Requirement:
Go through the listing and copy each line with the string "grid".

--- Records to process ---

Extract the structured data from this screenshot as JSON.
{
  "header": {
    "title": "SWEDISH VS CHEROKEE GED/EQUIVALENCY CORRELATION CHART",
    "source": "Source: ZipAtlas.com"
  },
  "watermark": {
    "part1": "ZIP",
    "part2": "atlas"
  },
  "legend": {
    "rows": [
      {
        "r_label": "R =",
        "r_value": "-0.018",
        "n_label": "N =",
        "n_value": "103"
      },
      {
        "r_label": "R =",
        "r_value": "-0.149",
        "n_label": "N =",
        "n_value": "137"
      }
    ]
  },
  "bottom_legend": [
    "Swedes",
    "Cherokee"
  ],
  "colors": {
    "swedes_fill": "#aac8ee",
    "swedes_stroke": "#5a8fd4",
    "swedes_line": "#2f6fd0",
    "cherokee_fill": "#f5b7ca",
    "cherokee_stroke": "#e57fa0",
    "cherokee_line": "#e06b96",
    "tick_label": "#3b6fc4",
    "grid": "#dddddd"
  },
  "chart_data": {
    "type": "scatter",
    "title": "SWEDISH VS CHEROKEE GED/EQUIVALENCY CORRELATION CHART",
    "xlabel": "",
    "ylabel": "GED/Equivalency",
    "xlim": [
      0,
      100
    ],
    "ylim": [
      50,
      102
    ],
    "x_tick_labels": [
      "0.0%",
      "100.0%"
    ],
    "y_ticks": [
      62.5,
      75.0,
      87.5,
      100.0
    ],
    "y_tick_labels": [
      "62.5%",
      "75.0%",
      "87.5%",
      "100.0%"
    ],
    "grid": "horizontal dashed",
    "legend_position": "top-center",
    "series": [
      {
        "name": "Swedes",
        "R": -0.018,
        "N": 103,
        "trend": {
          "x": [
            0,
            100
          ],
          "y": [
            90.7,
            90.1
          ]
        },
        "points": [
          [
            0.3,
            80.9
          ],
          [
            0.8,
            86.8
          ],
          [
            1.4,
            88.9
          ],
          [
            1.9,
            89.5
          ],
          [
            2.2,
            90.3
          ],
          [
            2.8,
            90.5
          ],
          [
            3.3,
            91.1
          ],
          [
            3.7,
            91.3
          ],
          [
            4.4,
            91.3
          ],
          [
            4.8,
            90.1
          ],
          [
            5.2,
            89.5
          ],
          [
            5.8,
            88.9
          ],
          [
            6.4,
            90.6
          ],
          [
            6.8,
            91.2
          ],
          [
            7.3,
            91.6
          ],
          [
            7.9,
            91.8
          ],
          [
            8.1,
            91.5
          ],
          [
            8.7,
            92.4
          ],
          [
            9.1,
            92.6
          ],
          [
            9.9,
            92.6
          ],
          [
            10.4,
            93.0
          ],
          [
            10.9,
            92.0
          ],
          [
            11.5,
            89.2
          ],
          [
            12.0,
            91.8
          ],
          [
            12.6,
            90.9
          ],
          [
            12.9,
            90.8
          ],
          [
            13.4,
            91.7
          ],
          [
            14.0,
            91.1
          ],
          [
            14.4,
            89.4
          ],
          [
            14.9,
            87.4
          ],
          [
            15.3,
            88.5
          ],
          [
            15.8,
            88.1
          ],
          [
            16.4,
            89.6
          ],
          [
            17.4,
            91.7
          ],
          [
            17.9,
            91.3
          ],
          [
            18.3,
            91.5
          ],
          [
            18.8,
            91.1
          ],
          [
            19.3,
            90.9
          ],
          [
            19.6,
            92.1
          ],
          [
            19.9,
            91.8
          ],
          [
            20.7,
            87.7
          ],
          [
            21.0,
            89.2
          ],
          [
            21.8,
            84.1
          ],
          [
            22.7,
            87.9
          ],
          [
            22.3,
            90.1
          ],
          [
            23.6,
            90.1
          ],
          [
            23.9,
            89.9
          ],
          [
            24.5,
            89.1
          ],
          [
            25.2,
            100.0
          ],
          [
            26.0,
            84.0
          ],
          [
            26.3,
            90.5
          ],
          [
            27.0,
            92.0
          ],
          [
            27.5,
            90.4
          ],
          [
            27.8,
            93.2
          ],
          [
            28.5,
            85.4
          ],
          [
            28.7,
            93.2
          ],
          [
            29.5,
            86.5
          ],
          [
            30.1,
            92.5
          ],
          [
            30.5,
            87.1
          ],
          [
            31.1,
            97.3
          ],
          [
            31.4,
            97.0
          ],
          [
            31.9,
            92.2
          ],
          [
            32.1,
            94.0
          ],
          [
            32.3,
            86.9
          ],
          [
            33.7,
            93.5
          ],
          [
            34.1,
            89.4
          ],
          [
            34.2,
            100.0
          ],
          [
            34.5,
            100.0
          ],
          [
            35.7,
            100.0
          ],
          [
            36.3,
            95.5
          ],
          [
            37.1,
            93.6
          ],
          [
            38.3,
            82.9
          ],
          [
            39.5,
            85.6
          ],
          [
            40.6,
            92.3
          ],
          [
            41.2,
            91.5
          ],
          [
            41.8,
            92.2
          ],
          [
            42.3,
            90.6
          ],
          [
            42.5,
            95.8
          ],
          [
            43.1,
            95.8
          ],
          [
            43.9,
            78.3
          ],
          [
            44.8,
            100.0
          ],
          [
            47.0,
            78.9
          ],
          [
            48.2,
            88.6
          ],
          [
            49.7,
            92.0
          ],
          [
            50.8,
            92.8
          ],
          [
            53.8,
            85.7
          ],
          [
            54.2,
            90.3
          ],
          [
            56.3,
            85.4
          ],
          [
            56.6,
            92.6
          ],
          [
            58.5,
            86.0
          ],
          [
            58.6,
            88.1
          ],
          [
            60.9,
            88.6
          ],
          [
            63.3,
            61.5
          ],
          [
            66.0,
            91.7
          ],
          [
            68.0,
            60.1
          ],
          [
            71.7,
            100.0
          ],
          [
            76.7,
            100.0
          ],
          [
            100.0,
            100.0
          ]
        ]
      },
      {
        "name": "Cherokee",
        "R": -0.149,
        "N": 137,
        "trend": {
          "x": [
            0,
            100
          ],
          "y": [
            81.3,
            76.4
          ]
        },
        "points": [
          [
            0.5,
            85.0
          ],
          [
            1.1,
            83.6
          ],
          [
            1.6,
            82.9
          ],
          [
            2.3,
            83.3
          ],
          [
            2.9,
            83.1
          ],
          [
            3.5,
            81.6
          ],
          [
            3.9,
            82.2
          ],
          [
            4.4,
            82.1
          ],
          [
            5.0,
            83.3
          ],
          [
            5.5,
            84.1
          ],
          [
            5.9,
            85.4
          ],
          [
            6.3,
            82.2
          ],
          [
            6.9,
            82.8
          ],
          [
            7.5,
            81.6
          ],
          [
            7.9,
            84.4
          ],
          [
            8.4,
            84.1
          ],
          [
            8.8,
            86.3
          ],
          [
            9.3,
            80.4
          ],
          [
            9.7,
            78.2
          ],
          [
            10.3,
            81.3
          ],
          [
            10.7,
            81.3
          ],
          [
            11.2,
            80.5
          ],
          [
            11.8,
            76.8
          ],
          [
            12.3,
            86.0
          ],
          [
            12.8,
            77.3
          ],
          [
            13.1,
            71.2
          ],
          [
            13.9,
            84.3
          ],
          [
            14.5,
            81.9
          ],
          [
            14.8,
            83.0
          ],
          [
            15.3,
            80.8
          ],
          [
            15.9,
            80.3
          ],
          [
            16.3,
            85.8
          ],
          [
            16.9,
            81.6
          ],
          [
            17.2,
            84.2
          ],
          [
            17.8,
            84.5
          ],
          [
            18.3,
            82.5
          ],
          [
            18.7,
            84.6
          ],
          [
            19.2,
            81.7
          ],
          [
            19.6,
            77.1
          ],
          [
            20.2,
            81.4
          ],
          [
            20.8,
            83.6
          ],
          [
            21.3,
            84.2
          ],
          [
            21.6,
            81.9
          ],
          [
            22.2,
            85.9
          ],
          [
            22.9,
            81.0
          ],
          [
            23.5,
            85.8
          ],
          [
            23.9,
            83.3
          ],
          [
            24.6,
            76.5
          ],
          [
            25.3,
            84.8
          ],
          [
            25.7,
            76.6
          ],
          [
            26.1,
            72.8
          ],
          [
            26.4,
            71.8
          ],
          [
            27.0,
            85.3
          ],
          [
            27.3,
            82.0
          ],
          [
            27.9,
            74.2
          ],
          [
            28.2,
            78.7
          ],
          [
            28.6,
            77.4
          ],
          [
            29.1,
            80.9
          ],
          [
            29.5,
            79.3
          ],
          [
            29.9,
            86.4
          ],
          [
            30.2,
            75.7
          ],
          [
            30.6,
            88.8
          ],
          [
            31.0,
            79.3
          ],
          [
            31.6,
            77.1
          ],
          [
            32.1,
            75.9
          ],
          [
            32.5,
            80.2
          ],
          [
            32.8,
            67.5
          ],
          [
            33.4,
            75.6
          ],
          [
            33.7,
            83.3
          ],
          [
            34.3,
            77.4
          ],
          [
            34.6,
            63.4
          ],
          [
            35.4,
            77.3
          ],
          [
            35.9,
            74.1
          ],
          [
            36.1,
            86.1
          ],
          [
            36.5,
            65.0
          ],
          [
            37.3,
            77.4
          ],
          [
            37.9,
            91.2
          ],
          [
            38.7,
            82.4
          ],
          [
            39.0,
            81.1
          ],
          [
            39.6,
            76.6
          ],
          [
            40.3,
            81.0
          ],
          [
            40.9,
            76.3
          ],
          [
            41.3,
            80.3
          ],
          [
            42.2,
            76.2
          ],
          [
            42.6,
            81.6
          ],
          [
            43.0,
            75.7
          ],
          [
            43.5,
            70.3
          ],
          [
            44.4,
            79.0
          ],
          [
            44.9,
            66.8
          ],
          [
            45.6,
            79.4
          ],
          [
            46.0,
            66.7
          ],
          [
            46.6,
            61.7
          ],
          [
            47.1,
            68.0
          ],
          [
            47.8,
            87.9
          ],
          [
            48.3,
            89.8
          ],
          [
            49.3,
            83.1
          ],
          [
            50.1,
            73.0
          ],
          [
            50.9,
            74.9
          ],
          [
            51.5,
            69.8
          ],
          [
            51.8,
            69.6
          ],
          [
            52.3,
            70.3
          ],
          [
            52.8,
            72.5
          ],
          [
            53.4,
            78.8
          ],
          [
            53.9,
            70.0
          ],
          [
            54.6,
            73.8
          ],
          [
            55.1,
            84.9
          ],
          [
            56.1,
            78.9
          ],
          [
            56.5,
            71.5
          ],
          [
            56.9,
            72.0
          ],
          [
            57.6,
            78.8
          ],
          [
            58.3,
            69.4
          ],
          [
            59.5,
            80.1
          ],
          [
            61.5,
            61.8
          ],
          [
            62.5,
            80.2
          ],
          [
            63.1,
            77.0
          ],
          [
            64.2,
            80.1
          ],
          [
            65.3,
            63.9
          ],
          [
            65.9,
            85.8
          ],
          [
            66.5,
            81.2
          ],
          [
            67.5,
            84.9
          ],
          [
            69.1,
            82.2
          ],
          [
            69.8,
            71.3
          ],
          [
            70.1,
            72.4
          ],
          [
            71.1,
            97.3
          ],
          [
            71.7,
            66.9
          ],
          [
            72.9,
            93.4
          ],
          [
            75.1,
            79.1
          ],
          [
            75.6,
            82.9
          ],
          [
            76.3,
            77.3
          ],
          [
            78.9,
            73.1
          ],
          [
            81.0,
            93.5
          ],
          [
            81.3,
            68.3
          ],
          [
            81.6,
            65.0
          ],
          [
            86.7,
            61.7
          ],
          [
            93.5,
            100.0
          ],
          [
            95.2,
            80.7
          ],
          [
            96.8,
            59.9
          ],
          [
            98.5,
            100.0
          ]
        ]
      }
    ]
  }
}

---

Solution for this exercise:
    "grid": "#dddddd"
    "grid": "horizontal dashed",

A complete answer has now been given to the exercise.